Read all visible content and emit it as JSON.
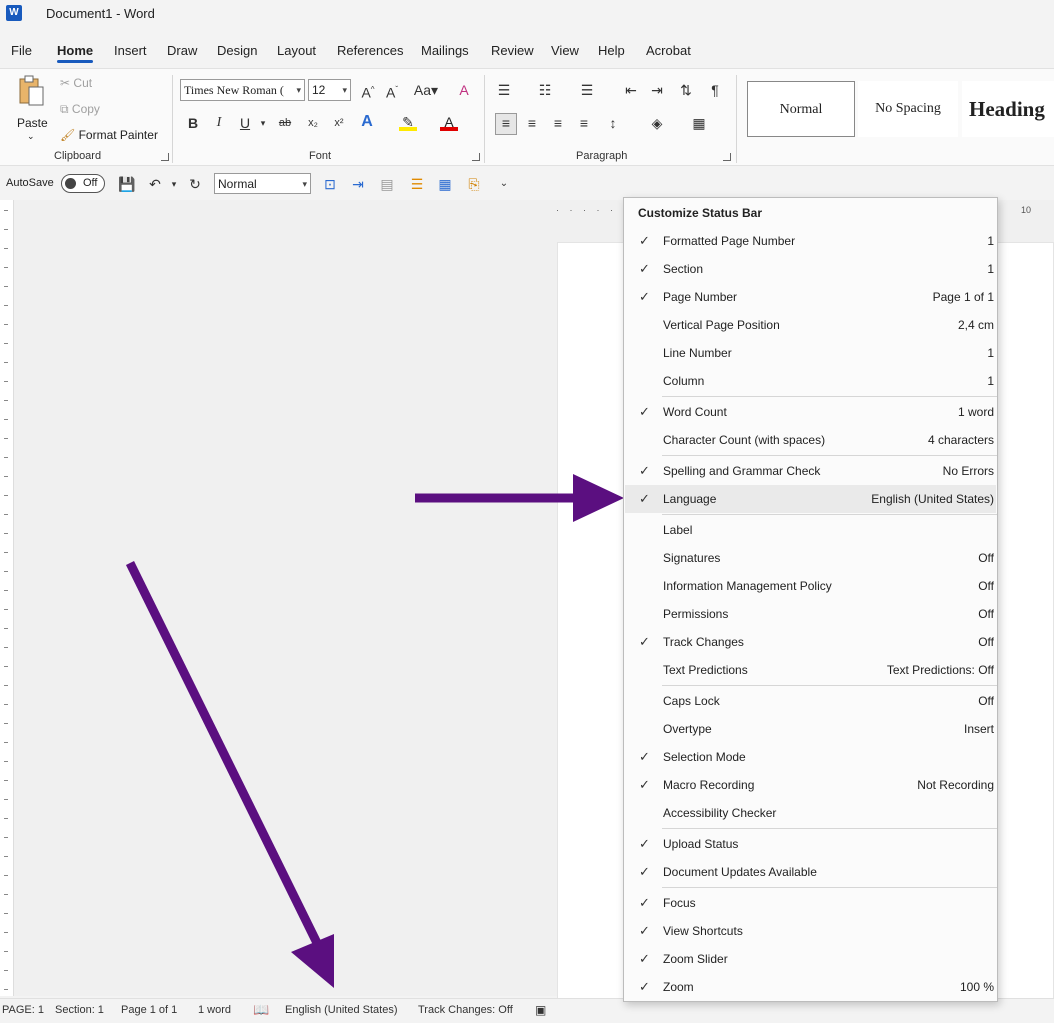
{
  "title": "Document1  -  Word",
  "tabs": [
    "File",
    "Home",
    "Insert",
    "Draw",
    "Design",
    "Layout",
    "References",
    "Mailings",
    "Review",
    "View",
    "Help",
    "Acrobat"
  ],
  "clipboard": {
    "paste": "Paste",
    "cut": "Cut",
    "copy": "Copy",
    "format_painter": "Format Painter",
    "label": "Clipboard"
  },
  "font": {
    "name": "Times New Roman (",
    "size": "12",
    "label": "Font",
    "bold": "B",
    "italic": "I",
    "underline": "U"
  },
  "paragraph": {
    "label": "Paragraph"
  },
  "styles": [
    "Normal",
    "No Spacing",
    "Heading"
  ],
  "qat": {
    "autosave": "AutoSave",
    "toggle": "Off",
    "style": "Normal"
  },
  "ruler": {
    "mark": "10"
  },
  "menu": {
    "title": "Customize Status Bar",
    "items": [
      {
        "label": "Formatted Page Number",
        "value": "1",
        "checked": true
      },
      {
        "label": "Section",
        "value": "1",
        "checked": true
      },
      {
        "label": "Page Number",
        "value": "Page 1 of 1",
        "checked": true
      },
      {
        "label": "Vertical Page Position",
        "value": "2,4 cm",
        "checked": false
      },
      {
        "label": "Line Number",
        "value": "1",
        "checked": false
      },
      {
        "label": "Column",
        "value": "1",
        "checked": false
      },
      {
        "label": "Word Count",
        "value": "1 word",
        "checked": true
      },
      {
        "label": "Character Count (with spaces)",
        "value": "4 characters",
        "checked": false
      },
      {
        "label": "Spelling and Grammar Check",
        "value": "No Errors",
        "checked": true
      },
      {
        "label": "Language",
        "value": "English (United States)",
        "checked": true
      },
      {
        "label": "Label",
        "value": "",
        "checked": false
      },
      {
        "label": "Signatures",
        "value": "Off",
        "checked": false
      },
      {
        "label": "Information Management Policy",
        "value": "Off",
        "checked": false
      },
      {
        "label": "Permissions",
        "value": "Off",
        "checked": false
      },
      {
        "label": "Track Changes",
        "value": "Off",
        "checked": true
      },
      {
        "label": "Text Predictions",
        "value": "Text Predictions: Off",
        "checked": false
      },
      {
        "label": "Caps Lock",
        "value": "Off",
        "checked": false
      },
      {
        "label": "Overtype",
        "value": "Insert",
        "checked": false
      },
      {
        "label": "Selection Mode",
        "value": "",
        "checked": true
      },
      {
        "label": "Macro Recording",
        "value": "Not Recording",
        "checked": true
      },
      {
        "label": "Accessibility Checker",
        "value": "",
        "checked": false
      },
      {
        "label": "Upload Status",
        "value": "",
        "checked": true
      },
      {
        "label": "Document Updates Available",
        "value": "",
        "checked": true
      },
      {
        "label": "Focus",
        "value": "",
        "checked": true
      },
      {
        "label": "View Shortcuts",
        "value": "",
        "checked": true
      },
      {
        "label": "Zoom Slider",
        "value": "",
        "checked": true
      },
      {
        "label": "Zoom",
        "value": "100 %",
        "checked": true
      }
    ]
  },
  "status": {
    "page": "PAGE: 1",
    "section": "Section: 1",
    "pageof": "Page 1 of 1",
    "words": "1 word",
    "language": "English (United States)",
    "track": "Track Changes: Off"
  },
  "colors": {
    "arrow": "#5b0f80",
    "accent": "#185abd"
  }
}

☆ ☆ ☆

__Task details__
The word "English" appears in how many lines of the data? Answer with only the number.

__Correct response__
2